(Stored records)
────
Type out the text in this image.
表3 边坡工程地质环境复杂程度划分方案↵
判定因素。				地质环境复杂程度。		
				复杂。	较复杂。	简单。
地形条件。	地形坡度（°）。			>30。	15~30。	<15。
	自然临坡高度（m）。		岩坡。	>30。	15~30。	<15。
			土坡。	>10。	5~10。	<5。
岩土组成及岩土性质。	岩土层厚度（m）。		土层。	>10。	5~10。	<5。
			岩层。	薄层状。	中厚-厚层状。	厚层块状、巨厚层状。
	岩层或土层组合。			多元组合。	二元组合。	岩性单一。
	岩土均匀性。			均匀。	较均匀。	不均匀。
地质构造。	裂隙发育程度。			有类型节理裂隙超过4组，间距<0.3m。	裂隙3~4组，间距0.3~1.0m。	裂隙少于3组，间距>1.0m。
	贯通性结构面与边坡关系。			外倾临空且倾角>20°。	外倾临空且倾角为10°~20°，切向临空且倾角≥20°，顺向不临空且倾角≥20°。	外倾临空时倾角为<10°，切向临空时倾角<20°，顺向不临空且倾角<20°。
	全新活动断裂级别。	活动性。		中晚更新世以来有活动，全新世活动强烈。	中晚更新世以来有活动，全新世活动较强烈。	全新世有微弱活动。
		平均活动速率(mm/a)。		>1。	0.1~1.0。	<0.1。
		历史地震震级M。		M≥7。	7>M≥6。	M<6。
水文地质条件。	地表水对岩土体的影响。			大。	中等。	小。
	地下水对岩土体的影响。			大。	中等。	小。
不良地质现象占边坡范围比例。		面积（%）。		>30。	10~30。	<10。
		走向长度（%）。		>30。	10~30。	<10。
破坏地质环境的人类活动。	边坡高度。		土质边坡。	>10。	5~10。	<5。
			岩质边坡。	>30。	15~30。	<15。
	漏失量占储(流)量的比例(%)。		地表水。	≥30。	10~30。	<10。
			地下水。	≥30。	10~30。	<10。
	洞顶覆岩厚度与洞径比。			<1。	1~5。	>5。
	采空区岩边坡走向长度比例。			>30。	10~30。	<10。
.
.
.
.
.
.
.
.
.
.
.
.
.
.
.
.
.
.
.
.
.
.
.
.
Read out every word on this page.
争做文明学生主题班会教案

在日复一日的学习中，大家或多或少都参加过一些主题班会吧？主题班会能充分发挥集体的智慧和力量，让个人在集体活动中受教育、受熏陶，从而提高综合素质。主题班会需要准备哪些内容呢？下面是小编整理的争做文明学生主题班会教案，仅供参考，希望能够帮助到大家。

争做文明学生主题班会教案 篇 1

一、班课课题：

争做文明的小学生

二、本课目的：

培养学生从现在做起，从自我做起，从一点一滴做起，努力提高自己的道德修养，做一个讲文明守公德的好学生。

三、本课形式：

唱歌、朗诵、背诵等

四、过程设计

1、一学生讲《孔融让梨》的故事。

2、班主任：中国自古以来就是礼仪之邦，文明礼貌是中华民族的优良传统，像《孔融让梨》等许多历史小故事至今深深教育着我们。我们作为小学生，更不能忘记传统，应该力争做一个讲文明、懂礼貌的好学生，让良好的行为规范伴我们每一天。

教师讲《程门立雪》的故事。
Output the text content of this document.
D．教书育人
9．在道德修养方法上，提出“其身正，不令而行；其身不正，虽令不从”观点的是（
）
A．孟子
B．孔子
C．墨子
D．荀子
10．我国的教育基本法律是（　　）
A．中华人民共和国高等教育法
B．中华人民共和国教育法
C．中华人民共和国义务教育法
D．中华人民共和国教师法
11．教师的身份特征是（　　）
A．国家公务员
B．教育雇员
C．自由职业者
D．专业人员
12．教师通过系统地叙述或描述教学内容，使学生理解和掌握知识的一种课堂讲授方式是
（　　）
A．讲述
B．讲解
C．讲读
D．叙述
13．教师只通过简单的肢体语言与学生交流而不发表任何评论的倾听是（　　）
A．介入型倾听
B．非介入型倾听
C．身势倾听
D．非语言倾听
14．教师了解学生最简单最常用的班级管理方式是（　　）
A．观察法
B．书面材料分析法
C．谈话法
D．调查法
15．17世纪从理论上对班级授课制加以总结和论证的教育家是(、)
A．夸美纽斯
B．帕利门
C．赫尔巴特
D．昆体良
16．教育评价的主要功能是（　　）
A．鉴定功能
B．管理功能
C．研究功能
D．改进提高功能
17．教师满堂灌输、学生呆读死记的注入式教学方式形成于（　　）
────
WHAT TO WORK ON ▸ Starting with the line that contains "Read out every word on this page.", return each line through the last one of the data above, exactly as written and nothing more.

WRITTEN ANSWER ▸
Read out every word on this page.
争做文明学生主题班会教案

在日复一日的学习中，大家或多或少都参加过一些主题班会吧？主题班会能充分发挥集体的智慧和力量，让个人在集体活动中受教育、受熏陶，从而提高综合素质。主题班会需要准备哪些内容呢？下面是小编整理的争做文明学生主题班会教案，仅供参考，希望能够帮助到大家。

争做文明学生主题班会教案 篇 1

一、班课课题：

争做文明的小学生

二、本课目的：

培养学生从现在做起，从自我做起，从一点一滴做起，努力提高自己的道德修养，做一个讲文明守公德的好学生。

三、本课形式：

唱歌、朗诵、背诵等

四、过程设计

1、一学生讲《孔融让梨》的故事。

2、班主任：中国自古以来就是礼仪之邦，文明礼貌是中华民族的优良传统，像《孔融让梨》等许多历史小故事至今深深教育着我们。我们作为小学生，更不能忘记传统，应该力争做一个讲文明、懂礼貌的好学生，让良好的行为规范伴我们每一天。

教师讲《程门立雪》的故事。
Output the text content of this document.
D．教书育人
9．在道德修养方法上，提出“其身正，不令而行；其身不正，虽令不从”观点的是（
）
A．孟子
B．孔子
C．墨子
D．荀子
10．我国的教育基本法律是（　　）
A．中华人民共和国高等教育法
B．中华人民共和国教育法
C．中华人民共和国义务教育法
D．中华人民共和国教师法
11．教师的身份特征是（　　）
A．国家公务员
B．教育雇员
C．自由职业者
D．专业人员
12．教师通过系统地叙述或描述教学内容，使学生理解和掌握知识的一种课堂讲授方式是
（　　）
A．讲述
B．讲解
C．讲读
D．叙述
13．教师只通过简单的肢体语言与学生交流而不发表任何评论的倾听是（　　）
A．介入型倾听
B．非介入型倾听
C．身势倾听
D．非语言倾听
14．教师了解学生最简单最常用的班级管理方式是（　　）
A．观察法
B．书面材料分析法
C．谈话法
D．调查法
15．17世纪从理论上对班级授课制加以总结和论证的教育家是(、)
A．夸美纽斯
B．帕利门
C．赫尔巴特
D．昆体良
16．教育评价的主要功能是（　　）
A．鉴定功能
B．管理功能
C．研究功能
D．改进提高功能
17．教师满堂灌输、学生呆读死记的注入式教学方式形成于（　　）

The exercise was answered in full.